▶ [Task goal]
Set down each record exactly as written.

Dataset excerpts:
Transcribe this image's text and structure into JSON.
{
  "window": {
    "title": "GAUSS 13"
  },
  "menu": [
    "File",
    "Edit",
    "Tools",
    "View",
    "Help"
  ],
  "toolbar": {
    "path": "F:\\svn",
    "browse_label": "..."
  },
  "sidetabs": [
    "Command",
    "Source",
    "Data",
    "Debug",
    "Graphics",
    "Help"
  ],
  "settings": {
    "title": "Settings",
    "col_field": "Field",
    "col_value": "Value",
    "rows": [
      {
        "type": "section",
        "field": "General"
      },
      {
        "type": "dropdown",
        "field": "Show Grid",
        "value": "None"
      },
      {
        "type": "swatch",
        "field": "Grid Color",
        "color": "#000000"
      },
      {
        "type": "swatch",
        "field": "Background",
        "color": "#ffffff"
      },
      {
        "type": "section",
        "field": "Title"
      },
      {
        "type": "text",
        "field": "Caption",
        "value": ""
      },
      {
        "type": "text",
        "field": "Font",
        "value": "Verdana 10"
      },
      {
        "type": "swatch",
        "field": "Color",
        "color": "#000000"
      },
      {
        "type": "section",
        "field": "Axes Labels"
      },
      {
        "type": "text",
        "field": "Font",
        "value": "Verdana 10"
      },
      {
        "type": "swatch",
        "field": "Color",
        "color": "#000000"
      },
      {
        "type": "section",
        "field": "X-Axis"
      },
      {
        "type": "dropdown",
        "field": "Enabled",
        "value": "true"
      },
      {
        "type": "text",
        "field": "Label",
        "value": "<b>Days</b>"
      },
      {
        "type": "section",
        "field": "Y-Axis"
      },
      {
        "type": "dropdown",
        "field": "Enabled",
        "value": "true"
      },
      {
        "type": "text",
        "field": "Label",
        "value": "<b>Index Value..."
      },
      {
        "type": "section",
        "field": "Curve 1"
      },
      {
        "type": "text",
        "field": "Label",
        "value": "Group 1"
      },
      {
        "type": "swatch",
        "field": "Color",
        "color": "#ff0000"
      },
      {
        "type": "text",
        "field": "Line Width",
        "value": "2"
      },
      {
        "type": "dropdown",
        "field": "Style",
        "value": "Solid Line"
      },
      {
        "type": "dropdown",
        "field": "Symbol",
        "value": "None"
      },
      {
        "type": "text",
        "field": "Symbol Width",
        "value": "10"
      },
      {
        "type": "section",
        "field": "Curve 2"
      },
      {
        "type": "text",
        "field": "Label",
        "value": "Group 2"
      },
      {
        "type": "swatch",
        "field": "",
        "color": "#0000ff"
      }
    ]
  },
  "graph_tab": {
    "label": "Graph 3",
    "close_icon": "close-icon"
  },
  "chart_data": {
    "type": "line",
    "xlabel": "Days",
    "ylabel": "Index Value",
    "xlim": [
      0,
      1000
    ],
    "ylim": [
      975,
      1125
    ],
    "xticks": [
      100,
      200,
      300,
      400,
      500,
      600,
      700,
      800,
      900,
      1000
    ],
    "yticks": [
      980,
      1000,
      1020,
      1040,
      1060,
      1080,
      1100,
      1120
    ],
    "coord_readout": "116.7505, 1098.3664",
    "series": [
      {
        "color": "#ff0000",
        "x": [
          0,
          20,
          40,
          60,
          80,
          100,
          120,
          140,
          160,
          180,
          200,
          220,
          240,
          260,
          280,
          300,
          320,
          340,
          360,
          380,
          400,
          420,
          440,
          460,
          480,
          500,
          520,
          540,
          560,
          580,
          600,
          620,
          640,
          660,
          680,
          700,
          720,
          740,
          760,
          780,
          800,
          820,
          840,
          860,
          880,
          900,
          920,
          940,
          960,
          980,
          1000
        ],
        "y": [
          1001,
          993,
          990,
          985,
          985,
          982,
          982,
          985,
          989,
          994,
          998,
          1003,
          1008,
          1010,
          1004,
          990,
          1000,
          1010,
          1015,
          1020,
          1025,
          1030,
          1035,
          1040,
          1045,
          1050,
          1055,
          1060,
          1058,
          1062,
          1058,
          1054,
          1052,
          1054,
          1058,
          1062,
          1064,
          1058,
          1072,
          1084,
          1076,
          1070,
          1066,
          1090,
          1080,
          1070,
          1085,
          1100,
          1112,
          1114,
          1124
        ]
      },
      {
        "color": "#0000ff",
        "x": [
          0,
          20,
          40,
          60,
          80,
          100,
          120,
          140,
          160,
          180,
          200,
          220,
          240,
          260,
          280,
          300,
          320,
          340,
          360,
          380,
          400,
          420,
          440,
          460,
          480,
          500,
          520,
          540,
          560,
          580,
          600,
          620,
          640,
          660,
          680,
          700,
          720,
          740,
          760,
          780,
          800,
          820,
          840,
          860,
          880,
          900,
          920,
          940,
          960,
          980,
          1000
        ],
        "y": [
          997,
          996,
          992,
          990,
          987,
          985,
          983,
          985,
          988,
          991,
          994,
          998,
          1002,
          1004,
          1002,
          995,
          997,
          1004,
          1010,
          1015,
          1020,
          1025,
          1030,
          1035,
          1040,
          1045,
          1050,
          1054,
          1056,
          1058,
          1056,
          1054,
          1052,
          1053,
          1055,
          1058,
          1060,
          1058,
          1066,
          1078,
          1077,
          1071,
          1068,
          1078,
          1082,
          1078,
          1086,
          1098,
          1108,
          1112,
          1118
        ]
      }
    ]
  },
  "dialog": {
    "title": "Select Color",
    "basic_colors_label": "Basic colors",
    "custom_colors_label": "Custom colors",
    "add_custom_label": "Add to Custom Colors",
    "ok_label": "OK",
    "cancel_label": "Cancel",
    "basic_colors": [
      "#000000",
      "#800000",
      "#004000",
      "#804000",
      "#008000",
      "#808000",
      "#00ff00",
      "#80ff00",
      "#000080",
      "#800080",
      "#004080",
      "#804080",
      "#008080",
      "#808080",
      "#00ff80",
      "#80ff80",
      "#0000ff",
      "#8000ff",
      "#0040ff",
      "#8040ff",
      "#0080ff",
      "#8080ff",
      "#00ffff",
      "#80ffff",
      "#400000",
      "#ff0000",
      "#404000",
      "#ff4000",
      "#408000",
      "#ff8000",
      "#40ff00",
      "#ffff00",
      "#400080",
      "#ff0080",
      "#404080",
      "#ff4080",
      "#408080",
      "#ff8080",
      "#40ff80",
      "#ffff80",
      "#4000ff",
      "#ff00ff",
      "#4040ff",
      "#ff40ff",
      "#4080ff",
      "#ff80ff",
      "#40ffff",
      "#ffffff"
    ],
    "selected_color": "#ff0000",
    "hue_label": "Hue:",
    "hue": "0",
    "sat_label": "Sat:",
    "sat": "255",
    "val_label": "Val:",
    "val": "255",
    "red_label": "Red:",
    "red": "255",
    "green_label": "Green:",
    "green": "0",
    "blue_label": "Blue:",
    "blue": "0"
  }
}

▶ [Task answer]
Transcribe this image's text and structure into JSON.
{
  "window": {
    "title": "GAUSS 13"
  },
  "menu": [
    "File",
    "Edit",
    "Tools",
    "View",
    "Help"
  ],
  "toolbar": {
    "path": "F:\\svn",
    "browse_label": "..."
  },
  "sidetabs": [
    "Command",
    "Source",
    "Data",
    "Debug",
    "Graphics",
    "Help"
  ],
  "settings": {
    "title": "Settings",
    "col_field": "Field",
    "col_value": "Value",
    "rows": [
      {
        "type": "section",
        "field": "General"
      },
      {
        "type": "dropdown",
        "field": "Show Grid",
        "value": "None"
      },
      {
        "type": "swatch",
        "field": "Grid Color",
        "color": "#000000"
      },
      {
        "type": "swatch",
        "field": "Background",
        "color": "#ffffff"
      },
      {
        "type": "section",
        "field": "Title"
      },
      {
        "type": "text",
        "field": "Caption",
        "value": ""
      },
      {
        "type": "text",
        "field": "Font",
        "value": "Verdana 10"
      },
      {
        "type": "swatch",
        "field": "Color",
        "color": "#000000"
      },
      {
        "type": "section",
        "field": "Axes Labels"
      },
      {
        "type": "text",
        "field": "Font",
        "value": "Verdana 10"
      },
      {
        "type": "swatch",
        "field": "Color",
        "color": "#000000"
      },
      {
        "type": "section",
        "field": "X-Axis"
      },
      {
        "type": "dropdown",
        "field": "Enabled",
        "value": "true"
      },
      {
        "type": "text",
        "field": "Label",
        "value": "<b>Days</b>"
      },
      {
        "type": "section",
        "field": "Y-Axis"
      },
      {
        "type": "dropdown",
        "field": "Enabled",
        "value": "true"
      },
      {
        "type": "text",
        "field": "Label",
        "value": "<b>Index Value..."
      },
      {
        "type": "section",
        "field": "Curve 1"
      },
      {
        "type": "text",
        "field": "Label",
        "value": "Group 1"
      },
      {
        "type": "swatch",
        "field": "Color",
        "color": "#ff0000"
      },
      {
        "type": "text",
        "field": "Line Width",
        "value": "2"
      },
      {
        "type": "dropdown",
        "field": "Style",
        "value": "Solid Line"
      },
      {
        "type": "dropdown",
        "field": "Symbol",
        "value": "None"
      },
      {
        "type": "text",
        "field": "Symbol Width",
        "value": "10"
      },
      {
        "type": "section",
        "field": "Curve 2"
      },
      {
        "type": "text",
        "field": "Label",
        "value": "Group 2"
      },
      {
        "type": "swatch",
        "field": "",
        "color": "#0000ff"
      }
    ]
  },
  "graph_tab": {
    "label": "Graph 3",
    "close_icon": "close-icon"
  },
  "chart_data": {
    "type": "line",
    "xlabel": "Days",
    "ylabel": "Index Value",
    "xlim": [
      0,
      1000
    ],
    "ylim": [
      975,
      1125
    ],
    "xticks": [
      100,
      200,
      300,
      400,
      500,
      600,
      700,
      800,
      900,
      1000
    ],
    "yticks": [
      980,
      1000,
      1020,
      1040,
      1060,
      1080,
      1100,
      1120
    ],
    "coord_readout": "116.7505, 1098.3664",
    "series": [
      {
        "color": "#ff0000",
        "x": [
          0,
          20,
          40,
          60,
          80,
          100,
          120,
          140,
          160,
          180,
          200,
          220,
          240,
          260,
          280,
          300,
          320,
          340,
          360,
          380,
          400,
          420,
          440,
          460,
          480,
          500,
          520,
          540,
          560,
          580,
          600,
          620,
          640,
          660,
          680,
          700,
          720,
          740,
          760,
          780,
          800,
          820,
          840,
          860,
          880,
          900,
          920,
          940,
          960,
          980,
          1000
        ],
        "y": [
          1001,
          993,
          990,
          985,
          985,
          982,
          982,
          985,
          989,
          994,
          998,
          1003,
          1008,
          1010,
          1004,
          990,
          1000,
          1010,
          1015,
          1020,
          1025,
          1030,
          1035,
          1040,
          1045,
          1050,
          1055,
          1060,
          1058,
          1062,
          1058,
          1054,
          1052,
          1054,
          1058,
          1062,
          1064,
          1058,
          1072,
          1084,
          1076,
          1070,
          1066,
          1090,
          1080,
          1070,
          1085,
          1100,
          1112,
          1114,
          1124
        ]
      },
      {
        "color": "#0000ff",
        "x": [
          0,
          20,
          40,
          60,
          80,
          100,
          120,
          140,
          160,
          180,
          200,
          220,
          240,
          260,
          280,
          300,
          320,
          340,
          360,
          380,
          400,
          420,
          440,
          460,
          480,
          500,
          520,
          540,
          560,
          580,
          600,
          620,
          640,
          660,
          680,
          700,
          720,
          740,
          760,
          780,
          800,
          820,
          840,
          860,
          880,
          900,
          920,
          940,
          960,
          980,
          1000
        ],
        "y": [
          997,
          996,
          992,
          990,
          987,
          985,
          983,
          985,
          988,
          991,
          994,
          998,
          1002,
          1004,
          1002,
          995,
          997,
          1004,
          1010,
          1015,
          1020,
          1025,
          1030,
          1035,
          1040,
          1045,
          1050,
          1054,
          1056,
          1058,
          1056,
          1054,
          1052,
          1053,
          1055,
          1058,
          1060,
          1058,
          1066,
          1078,
          1077,
          1071,
          1068,
          1078,
          1082,
          1078,
          1086,
          1098,
          1108,
          1112,
          1118
        ]
      }
    ]
  },
  "dialog": {
    "title": "Select Color",
    "basic_colors_label": "Basic colors",
    "custom_colors_label": "Custom colors",
    "add_custom_label": "Add to Custom Colors",
    "ok_label": "OK",
    "cancel_label": "Cancel",
    "basic_colors": [
      "#000000",
      "#800000",
      "#004000",
      "#804000",
      "#008000",
      "#808000",
      "#00ff00",
      "#80ff00",
      "#000080",
      "#800080",
      "#004080",
      "#804080",
      "#008080",
      "#808080",
      "#00ff80",
      "#80ff80",
      "#0000ff",
      "#8000ff",
      "#0040ff",
      "#8040ff",
      "#0080ff",
      "#8080ff",
      "#00ffff",
      "#80ffff",
      "#400000",
      "#ff0000",
      "#404000",
      "#ff4000",
      "#408000",
      "#ff8000",
      "#40ff00",
      "#ffff00",
      "#400080",
      "#ff0080",
      "#404080",
      "#ff4080",
      "#408080",
      "#ff8080",
      "#40ff80",
      "#ffff80",
      "#4000ff",
      "#ff00ff",
      "#4040ff",
      "#ff40ff",
      "#4080ff",
      "#ff80ff",
      "#40ffff",
      "#ffffff"
    ],
    "selected_color": "#ff0000",
    "hue_label": "Hue:",
    "hue": "0",
    "sat_label": "Sat:",
    "sat": "255",
    "val_label": "Val:",
    "val": "255",
    "red_label": "Red:",
    "red": "255",
    "green_label": "Green:",
    "green": "0",
    "blue_label": "Blue:",
    "blue": "0"
  }
}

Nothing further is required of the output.